Information shown:
[start]
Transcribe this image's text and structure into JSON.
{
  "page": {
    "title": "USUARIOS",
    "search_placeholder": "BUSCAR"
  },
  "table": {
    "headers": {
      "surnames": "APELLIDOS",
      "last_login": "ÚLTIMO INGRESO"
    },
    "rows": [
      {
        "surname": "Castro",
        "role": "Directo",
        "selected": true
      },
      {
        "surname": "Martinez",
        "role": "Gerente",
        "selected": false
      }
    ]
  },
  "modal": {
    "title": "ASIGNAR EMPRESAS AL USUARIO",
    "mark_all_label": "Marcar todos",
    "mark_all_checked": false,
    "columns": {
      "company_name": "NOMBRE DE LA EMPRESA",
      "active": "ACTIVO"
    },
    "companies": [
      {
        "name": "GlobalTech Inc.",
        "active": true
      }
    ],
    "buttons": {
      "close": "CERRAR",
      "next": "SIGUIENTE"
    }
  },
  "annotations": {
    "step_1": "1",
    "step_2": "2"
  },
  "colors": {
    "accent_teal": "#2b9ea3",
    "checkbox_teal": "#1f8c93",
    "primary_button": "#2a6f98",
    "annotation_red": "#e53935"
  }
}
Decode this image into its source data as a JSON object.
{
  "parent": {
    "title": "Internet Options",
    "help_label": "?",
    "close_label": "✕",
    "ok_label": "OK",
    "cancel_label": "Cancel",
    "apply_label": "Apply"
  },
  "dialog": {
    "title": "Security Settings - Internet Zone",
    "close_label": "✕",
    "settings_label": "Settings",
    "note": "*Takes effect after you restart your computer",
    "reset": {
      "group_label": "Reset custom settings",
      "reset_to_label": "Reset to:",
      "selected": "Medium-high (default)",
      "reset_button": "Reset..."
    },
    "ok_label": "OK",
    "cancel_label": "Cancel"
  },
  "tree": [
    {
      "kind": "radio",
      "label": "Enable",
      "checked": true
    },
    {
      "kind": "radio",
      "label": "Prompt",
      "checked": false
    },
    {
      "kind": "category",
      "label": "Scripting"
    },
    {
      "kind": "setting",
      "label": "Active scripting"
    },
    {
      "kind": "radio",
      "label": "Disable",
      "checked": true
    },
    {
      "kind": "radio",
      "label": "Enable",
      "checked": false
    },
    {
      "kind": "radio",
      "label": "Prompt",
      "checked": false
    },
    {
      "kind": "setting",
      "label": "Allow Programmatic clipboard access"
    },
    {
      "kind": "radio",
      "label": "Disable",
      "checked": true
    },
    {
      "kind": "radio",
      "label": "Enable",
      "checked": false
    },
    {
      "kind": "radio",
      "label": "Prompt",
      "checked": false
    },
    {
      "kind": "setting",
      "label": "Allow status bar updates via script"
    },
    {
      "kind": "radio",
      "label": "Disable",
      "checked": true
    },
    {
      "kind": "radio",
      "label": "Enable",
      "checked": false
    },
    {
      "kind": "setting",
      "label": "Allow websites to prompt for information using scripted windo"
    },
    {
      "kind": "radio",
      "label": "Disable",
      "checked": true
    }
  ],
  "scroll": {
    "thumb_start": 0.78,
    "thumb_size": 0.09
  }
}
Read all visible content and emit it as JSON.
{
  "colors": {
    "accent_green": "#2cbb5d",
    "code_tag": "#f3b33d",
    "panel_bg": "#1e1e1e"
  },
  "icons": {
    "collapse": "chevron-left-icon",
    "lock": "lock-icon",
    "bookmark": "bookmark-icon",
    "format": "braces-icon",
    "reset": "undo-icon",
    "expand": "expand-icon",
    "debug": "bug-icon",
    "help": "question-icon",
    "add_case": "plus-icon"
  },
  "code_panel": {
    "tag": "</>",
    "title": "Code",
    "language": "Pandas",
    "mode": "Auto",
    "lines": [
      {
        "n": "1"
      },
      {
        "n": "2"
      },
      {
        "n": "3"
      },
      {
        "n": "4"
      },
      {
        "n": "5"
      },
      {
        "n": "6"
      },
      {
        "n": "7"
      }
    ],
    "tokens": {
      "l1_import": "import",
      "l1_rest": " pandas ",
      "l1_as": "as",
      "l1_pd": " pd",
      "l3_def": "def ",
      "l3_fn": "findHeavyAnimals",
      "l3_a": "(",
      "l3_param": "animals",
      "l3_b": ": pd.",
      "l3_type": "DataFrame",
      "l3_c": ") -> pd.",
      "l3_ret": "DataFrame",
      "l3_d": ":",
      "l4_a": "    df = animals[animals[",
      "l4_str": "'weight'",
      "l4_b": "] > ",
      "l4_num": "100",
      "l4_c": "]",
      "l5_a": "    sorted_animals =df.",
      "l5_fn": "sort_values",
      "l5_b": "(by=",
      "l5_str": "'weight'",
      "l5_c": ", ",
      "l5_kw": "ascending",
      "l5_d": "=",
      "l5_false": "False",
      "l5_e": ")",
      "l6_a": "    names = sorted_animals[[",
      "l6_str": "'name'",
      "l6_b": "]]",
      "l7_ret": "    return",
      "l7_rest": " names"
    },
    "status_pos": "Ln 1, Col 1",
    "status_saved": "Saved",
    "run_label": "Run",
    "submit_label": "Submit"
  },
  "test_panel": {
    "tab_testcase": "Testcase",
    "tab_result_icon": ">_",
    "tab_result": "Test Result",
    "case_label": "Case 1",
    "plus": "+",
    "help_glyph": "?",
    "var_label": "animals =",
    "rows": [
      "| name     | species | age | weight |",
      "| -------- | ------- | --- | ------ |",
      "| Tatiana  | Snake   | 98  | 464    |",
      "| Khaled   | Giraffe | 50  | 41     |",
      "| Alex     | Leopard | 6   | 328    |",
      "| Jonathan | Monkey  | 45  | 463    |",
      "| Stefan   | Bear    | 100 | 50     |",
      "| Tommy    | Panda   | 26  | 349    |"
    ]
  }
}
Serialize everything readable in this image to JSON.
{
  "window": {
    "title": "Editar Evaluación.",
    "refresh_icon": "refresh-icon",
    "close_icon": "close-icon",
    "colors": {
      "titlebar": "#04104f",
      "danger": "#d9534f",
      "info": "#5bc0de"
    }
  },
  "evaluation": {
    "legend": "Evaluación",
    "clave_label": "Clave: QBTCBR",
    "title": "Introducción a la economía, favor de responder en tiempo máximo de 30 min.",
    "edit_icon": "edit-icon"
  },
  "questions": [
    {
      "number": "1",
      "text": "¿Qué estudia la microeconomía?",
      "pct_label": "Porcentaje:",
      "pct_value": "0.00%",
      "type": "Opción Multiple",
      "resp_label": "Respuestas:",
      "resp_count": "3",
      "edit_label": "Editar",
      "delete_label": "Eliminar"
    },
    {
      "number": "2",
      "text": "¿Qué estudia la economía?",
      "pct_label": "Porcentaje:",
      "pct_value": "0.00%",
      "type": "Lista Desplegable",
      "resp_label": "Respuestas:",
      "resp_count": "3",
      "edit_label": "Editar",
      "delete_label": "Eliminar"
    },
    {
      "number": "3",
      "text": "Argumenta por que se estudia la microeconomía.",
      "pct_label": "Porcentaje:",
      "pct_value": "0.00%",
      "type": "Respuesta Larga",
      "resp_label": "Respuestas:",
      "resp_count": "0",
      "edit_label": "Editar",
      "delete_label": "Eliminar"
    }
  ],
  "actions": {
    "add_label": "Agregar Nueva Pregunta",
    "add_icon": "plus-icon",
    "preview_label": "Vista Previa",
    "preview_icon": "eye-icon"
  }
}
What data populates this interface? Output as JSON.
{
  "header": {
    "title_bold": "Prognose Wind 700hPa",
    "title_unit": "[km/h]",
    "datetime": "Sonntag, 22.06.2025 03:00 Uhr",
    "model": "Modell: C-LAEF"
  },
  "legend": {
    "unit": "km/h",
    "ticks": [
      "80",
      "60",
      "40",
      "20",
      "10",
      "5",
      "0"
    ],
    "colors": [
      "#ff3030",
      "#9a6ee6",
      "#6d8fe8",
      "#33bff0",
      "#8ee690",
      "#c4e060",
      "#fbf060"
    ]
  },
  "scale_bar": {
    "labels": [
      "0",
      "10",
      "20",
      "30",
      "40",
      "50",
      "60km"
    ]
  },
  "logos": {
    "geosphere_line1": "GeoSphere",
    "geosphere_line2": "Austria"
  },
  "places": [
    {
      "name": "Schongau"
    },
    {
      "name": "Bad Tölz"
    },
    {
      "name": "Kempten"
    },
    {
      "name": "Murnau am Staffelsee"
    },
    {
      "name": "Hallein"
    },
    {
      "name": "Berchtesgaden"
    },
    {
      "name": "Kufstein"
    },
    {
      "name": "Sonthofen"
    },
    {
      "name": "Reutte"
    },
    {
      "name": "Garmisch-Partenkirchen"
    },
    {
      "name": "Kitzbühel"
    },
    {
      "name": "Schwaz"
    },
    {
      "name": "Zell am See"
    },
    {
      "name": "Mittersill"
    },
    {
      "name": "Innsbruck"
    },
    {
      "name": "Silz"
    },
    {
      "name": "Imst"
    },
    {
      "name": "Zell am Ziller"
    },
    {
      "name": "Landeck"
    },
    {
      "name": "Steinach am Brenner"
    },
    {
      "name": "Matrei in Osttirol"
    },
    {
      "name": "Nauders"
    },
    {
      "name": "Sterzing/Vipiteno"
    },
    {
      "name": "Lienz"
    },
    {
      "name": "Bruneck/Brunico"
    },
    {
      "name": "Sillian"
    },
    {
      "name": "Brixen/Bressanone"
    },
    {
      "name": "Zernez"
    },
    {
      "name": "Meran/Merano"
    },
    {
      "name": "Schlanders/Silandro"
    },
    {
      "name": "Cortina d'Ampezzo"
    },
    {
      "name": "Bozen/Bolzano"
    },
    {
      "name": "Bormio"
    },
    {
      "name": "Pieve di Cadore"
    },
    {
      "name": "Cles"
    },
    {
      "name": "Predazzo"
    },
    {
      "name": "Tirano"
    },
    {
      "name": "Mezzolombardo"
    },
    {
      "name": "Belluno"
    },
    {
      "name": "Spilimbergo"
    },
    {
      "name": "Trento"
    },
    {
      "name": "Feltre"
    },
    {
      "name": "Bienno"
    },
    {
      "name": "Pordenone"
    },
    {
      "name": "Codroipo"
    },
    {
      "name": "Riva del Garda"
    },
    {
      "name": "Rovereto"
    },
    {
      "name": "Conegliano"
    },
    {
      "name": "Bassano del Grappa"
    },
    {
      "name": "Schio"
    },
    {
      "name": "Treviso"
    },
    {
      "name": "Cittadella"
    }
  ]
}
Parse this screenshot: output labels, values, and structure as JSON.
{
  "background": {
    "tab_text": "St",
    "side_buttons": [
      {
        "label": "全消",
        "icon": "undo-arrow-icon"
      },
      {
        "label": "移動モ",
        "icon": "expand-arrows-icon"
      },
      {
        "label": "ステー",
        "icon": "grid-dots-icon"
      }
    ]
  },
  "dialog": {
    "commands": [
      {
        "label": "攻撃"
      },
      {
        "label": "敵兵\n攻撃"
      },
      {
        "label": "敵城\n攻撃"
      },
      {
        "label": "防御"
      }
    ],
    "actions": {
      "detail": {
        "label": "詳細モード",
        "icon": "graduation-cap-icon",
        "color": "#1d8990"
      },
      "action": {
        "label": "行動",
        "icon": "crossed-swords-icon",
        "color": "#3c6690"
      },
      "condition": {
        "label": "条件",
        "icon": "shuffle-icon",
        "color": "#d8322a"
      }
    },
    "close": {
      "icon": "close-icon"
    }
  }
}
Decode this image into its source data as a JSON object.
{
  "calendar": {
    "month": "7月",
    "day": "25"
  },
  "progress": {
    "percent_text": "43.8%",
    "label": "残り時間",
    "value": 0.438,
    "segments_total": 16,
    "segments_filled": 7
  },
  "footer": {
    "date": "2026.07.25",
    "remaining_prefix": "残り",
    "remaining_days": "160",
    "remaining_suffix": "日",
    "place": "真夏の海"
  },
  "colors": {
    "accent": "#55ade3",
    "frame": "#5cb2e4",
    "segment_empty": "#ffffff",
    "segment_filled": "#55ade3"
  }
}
[end]
Identify the lines above that contain the word "structure", then copy them.

Transcribe this image's text and structure into JSON.
Parse this screenshot: output labels, values, and structure as JSON.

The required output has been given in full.